WHAT IS NEEDED: Copy every line in which the string "color" occurs.

-- start of RECORDS FOR PROCESSING --

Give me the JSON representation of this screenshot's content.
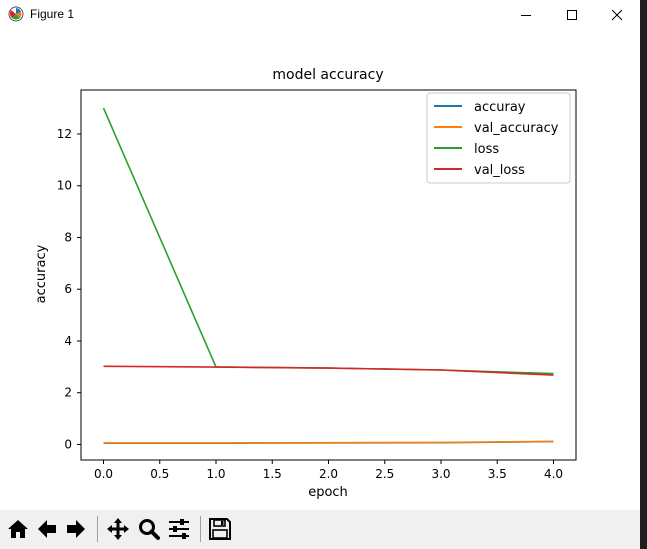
{
  "window": {
    "title": "Figure 1",
    "minimize_icon": "minimize-icon",
    "maximize_icon": "maximize-icon",
    "close_icon": "close-icon"
  },
  "toolbar": {
    "buttons": [
      {
        "name": "home-button",
        "icon": "home-icon"
      },
      {
        "name": "back-button",
        "icon": "arrow-left-icon"
      },
      {
        "name": "forward-button",
        "icon": "arrow-right-icon"
      },
      {
        "name": "pan-button",
        "icon": "move-icon"
      },
      {
        "name": "zoom-button",
        "icon": "magnifier-icon"
      },
      {
        "name": "configure-subplots-button",
        "icon": "sliders-icon"
      },
      {
        "name": "save-button",
        "icon": "save-icon"
      }
    ]
  },
  "chart_data": {
    "type": "line",
    "title": "model accuracy",
    "xlabel": "epoch",
    "ylabel": "accuracy",
    "x": [
      0,
      1,
      2,
      3,
      4
    ],
    "xlim": [
      -0.2,
      4.2
    ],
    "ylim": [
      -0.6,
      13.7
    ],
    "xticks": [
      0.0,
      0.5,
      1.0,
      1.5,
      2.0,
      2.5,
      3.0,
      3.5,
      4.0
    ],
    "xtick_labels": [
      "0.0",
      "0.5",
      "1.0",
      "1.5",
      "2.0",
      "2.5",
      "3.0",
      "3.5",
      "4.0"
    ],
    "yticks": [
      0,
      2,
      4,
      6,
      8,
      10,
      12
    ],
    "ytick_labels": [
      "0",
      "2",
      "4",
      "6",
      "8",
      "10",
      "12"
    ],
    "grid": false,
    "legend_position": "top-right",
    "series": [
      {
        "name": "accuray",
        "color": "#1f77b4",
        "values": [
          0.05,
          0.05,
          0.06,
          0.07,
          0.11
        ]
      },
      {
        "name": "val_accuracy",
        "color": "#ff7f0e",
        "values": [
          0.06,
          0.06,
          0.07,
          0.08,
          0.12
        ]
      },
      {
        "name": "loss",
        "color": "#2ca02c",
        "values": [
          13.0,
          3.0,
          2.95,
          2.88,
          2.74
        ]
      },
      {
        "name": "val_loss",
        "color": "#d62728",
        "values": [
          3.02,
          2.99,
          2.95,
          2.88,
          2.68
        ]
      }
    ]
  }
}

-- end of RECORDS FOR PROCESSING --

REPLY TO THE TASK:
        "color": "#1f77b4",
        "color": "#ff7f0e",
        "color": "#2ca02c",
        "color": "#d62728",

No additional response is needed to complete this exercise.